Work required
Figure out how many lines of the material below contain the word "charlotteobserver". Answer with the number only.

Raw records
--- --- ---
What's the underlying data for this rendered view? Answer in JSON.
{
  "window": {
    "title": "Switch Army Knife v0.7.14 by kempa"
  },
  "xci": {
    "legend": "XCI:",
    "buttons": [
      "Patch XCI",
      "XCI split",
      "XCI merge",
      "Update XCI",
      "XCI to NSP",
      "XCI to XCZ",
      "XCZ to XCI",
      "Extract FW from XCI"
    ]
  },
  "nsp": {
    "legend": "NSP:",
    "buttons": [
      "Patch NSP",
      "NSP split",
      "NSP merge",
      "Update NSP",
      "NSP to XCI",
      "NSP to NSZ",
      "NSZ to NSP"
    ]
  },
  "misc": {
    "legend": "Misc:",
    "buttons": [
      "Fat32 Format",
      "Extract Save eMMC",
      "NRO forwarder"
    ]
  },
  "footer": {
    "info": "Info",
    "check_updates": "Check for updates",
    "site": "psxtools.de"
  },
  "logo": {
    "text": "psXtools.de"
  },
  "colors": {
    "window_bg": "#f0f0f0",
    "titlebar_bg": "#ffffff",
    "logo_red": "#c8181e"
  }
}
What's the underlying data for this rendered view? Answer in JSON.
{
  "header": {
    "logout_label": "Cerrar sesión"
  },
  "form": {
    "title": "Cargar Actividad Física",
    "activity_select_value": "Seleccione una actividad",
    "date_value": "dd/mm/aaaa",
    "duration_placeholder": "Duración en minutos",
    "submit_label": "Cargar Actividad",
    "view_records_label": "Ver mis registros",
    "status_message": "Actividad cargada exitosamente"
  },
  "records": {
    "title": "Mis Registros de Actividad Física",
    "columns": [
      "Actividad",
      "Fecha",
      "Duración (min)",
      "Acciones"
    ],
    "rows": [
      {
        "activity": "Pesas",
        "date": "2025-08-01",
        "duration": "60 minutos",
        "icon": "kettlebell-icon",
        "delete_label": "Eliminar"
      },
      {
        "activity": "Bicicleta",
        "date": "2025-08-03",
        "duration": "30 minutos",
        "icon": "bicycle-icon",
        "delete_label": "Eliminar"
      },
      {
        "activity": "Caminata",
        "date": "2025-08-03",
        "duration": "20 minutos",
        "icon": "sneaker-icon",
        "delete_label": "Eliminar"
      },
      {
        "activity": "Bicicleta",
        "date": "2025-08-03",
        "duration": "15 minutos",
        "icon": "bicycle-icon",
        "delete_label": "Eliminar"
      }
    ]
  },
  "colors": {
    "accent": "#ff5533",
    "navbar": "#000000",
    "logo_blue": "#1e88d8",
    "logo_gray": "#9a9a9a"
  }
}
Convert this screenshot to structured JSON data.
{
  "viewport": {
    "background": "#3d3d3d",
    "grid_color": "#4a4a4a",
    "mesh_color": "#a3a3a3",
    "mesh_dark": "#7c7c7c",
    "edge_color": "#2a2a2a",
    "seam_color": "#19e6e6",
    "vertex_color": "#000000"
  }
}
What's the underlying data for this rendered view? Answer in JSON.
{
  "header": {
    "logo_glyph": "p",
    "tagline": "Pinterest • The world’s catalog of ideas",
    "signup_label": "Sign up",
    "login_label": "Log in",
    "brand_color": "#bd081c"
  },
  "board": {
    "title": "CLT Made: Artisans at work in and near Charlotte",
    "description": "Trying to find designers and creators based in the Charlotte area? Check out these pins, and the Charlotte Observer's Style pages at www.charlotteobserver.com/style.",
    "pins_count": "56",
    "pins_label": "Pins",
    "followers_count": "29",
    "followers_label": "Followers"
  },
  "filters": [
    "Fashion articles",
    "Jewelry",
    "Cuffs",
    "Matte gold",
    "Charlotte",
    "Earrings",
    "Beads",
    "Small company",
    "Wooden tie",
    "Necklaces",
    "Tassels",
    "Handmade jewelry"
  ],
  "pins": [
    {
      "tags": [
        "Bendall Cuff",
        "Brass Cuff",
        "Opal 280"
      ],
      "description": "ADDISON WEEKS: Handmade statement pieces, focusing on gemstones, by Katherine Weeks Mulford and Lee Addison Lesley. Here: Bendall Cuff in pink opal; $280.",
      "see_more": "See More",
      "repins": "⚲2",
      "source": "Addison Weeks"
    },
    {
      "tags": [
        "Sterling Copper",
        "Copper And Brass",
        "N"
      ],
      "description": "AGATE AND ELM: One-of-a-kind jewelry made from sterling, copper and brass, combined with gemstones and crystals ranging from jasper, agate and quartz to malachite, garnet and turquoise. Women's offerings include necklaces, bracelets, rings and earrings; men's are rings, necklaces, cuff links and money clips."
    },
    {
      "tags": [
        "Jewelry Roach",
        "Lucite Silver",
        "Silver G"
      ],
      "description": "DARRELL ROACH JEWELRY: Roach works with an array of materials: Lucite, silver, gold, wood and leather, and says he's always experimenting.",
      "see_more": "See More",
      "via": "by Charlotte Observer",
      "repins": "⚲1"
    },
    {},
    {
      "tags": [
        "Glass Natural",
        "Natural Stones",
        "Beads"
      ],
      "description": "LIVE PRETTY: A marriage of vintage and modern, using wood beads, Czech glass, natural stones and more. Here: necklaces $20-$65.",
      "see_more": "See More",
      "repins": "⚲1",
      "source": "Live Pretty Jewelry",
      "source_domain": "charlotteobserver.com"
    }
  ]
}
--- --- ---
The answer
2